[Saved entries]
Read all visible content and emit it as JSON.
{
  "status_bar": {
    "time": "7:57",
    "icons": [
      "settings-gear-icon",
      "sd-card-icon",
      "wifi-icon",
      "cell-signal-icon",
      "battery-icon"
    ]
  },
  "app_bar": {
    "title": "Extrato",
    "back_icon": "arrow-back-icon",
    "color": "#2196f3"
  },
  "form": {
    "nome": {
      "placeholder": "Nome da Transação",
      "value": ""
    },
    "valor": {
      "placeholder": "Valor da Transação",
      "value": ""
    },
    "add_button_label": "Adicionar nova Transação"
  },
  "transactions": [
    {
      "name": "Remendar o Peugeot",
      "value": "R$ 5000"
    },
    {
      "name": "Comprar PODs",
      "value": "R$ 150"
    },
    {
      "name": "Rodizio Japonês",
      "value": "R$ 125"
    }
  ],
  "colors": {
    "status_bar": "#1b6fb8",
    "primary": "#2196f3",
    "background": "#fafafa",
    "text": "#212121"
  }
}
--
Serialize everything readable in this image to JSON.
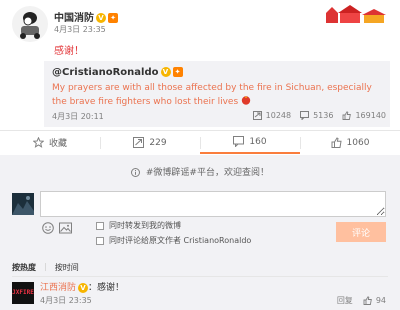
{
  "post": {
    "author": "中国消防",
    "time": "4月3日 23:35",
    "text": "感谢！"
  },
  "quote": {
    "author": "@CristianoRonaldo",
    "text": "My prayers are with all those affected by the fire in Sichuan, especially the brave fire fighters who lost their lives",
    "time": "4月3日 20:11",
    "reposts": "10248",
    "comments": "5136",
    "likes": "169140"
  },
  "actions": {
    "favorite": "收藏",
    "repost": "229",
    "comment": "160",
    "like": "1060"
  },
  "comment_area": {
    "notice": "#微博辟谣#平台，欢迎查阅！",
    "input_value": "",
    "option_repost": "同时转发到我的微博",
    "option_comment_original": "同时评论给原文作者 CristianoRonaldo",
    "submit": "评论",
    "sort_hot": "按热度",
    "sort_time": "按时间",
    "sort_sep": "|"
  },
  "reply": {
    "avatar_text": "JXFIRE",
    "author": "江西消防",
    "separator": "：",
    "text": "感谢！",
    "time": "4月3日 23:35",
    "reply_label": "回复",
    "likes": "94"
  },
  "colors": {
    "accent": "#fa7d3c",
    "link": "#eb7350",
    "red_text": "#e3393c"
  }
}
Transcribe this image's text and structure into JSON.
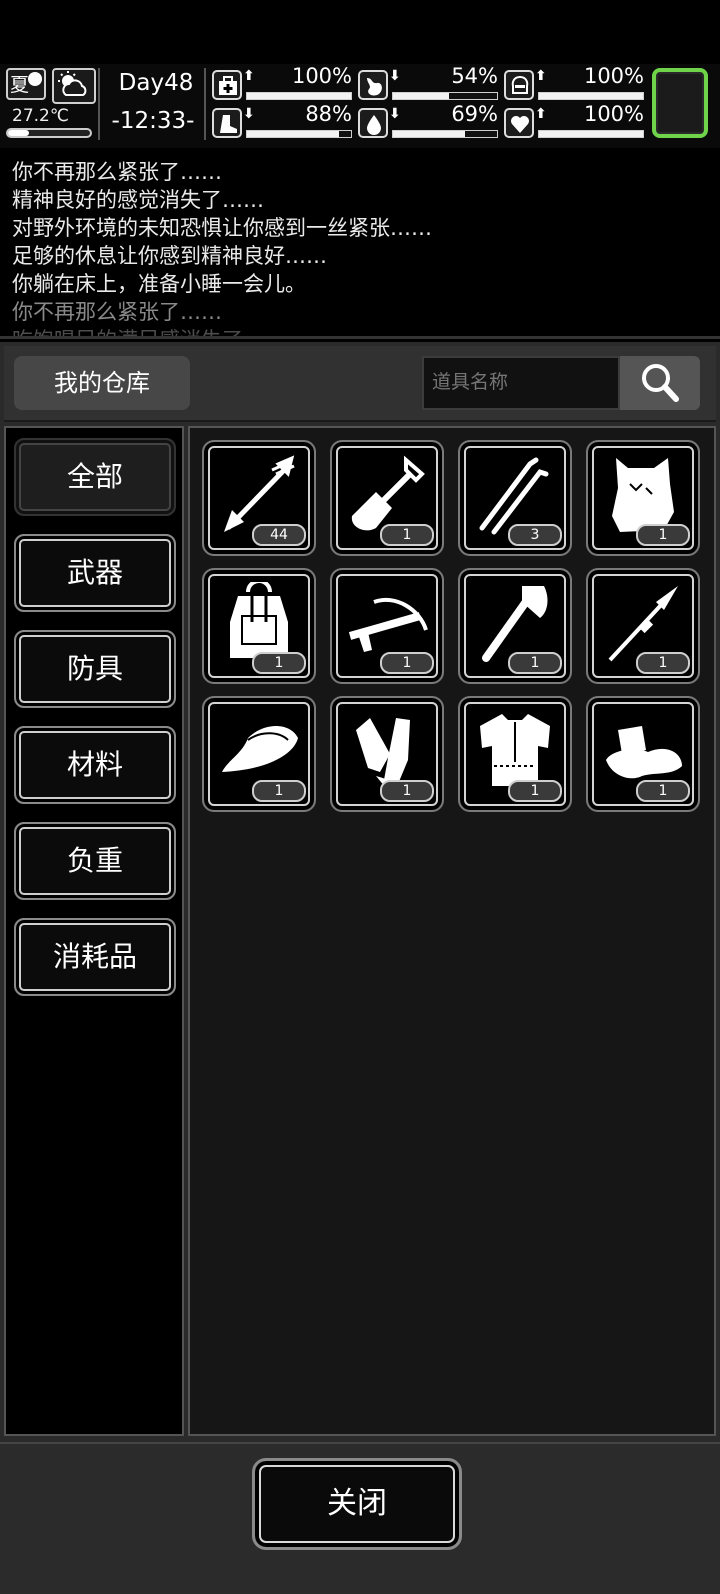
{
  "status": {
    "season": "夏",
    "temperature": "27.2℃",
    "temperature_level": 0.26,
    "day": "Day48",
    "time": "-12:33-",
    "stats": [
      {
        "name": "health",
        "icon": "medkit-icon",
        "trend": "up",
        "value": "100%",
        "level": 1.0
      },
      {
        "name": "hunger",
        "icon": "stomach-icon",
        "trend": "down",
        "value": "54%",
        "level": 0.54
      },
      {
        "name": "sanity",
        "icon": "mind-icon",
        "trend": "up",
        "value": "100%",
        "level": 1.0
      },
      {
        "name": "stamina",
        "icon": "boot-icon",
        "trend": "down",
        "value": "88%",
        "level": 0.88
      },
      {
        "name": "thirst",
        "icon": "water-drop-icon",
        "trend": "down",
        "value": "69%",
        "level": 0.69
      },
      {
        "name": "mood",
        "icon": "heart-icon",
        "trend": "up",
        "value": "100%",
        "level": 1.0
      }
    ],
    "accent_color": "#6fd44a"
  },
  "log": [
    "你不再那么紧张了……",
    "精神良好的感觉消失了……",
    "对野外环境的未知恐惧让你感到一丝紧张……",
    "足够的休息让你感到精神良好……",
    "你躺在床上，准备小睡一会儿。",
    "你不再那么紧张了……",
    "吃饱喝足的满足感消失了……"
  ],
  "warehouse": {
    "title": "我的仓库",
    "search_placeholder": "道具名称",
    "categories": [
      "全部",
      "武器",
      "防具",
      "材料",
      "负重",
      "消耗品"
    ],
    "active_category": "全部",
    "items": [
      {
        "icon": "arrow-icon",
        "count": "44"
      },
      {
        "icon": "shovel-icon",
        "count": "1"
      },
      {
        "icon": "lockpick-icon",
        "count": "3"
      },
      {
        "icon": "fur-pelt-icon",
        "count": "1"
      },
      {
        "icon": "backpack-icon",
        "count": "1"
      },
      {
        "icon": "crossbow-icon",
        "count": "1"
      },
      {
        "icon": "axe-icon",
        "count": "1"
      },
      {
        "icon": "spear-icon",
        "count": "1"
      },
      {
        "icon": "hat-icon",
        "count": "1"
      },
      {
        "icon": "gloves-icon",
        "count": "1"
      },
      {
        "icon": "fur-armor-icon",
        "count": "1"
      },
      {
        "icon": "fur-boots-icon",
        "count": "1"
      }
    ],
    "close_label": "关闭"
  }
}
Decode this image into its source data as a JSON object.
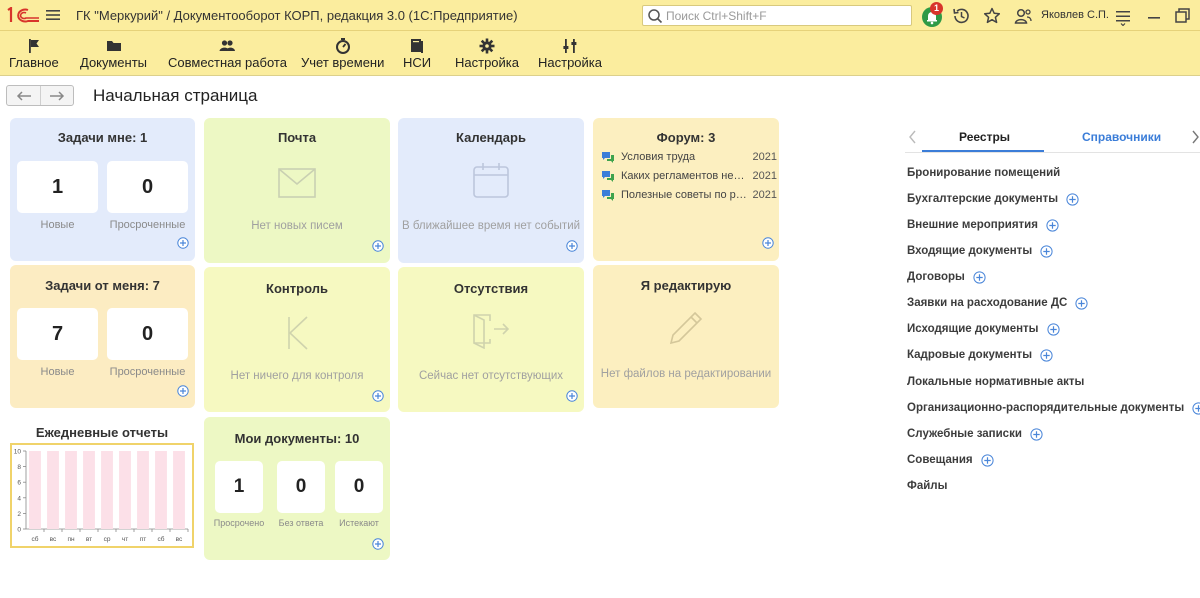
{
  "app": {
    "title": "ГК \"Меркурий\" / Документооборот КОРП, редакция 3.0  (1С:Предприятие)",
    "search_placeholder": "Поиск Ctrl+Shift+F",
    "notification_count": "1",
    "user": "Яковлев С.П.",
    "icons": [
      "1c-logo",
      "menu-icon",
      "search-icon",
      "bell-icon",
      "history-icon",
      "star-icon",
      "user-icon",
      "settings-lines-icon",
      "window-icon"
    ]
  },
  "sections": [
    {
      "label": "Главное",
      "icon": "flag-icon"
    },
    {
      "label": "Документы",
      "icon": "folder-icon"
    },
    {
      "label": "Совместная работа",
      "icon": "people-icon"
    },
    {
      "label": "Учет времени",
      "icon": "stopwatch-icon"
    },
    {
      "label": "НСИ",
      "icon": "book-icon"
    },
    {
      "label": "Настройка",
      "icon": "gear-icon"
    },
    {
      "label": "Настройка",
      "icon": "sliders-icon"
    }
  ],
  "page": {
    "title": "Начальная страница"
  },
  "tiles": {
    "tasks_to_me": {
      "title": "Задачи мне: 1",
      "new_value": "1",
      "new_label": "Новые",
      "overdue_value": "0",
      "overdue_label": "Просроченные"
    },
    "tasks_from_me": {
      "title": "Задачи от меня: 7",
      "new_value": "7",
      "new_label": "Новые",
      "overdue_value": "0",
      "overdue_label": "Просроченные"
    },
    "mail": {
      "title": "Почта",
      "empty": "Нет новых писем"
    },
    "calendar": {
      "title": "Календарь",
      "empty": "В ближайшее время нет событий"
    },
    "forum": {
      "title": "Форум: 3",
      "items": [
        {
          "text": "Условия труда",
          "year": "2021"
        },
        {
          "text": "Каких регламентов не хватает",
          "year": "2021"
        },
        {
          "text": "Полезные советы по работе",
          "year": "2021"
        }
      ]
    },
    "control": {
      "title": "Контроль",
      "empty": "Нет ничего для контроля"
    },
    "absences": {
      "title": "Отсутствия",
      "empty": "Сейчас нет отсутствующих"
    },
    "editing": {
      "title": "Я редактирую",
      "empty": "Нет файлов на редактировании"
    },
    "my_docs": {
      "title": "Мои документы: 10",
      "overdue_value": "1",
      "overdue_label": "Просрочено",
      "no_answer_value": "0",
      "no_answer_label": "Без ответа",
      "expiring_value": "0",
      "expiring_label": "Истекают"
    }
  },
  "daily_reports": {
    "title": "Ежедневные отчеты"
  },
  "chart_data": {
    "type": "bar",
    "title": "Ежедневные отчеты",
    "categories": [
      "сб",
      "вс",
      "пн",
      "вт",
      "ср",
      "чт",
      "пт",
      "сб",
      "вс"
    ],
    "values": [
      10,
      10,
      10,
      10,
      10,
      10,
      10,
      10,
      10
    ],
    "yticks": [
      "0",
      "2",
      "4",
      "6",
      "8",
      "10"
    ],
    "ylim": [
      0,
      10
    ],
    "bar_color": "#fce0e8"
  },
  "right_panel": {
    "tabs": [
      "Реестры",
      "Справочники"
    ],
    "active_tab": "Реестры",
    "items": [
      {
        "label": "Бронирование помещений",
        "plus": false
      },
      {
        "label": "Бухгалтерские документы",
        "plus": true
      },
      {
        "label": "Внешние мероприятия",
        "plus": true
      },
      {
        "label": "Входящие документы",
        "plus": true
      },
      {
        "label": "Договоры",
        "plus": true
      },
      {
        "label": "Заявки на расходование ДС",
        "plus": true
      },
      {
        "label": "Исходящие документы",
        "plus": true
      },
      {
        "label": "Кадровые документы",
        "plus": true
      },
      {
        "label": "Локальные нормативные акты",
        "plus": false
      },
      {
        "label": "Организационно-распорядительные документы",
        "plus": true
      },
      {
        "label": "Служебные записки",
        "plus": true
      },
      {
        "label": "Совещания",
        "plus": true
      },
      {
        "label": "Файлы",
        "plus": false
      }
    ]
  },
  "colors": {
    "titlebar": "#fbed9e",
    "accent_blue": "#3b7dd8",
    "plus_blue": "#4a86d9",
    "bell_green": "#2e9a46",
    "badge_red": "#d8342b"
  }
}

Short task
Search the lines above for the string "author" and copy each line that has it.

Written reply
    "author": "中国消防",
    "author": "@CristianoRonaldo",
    "author": "江西消防",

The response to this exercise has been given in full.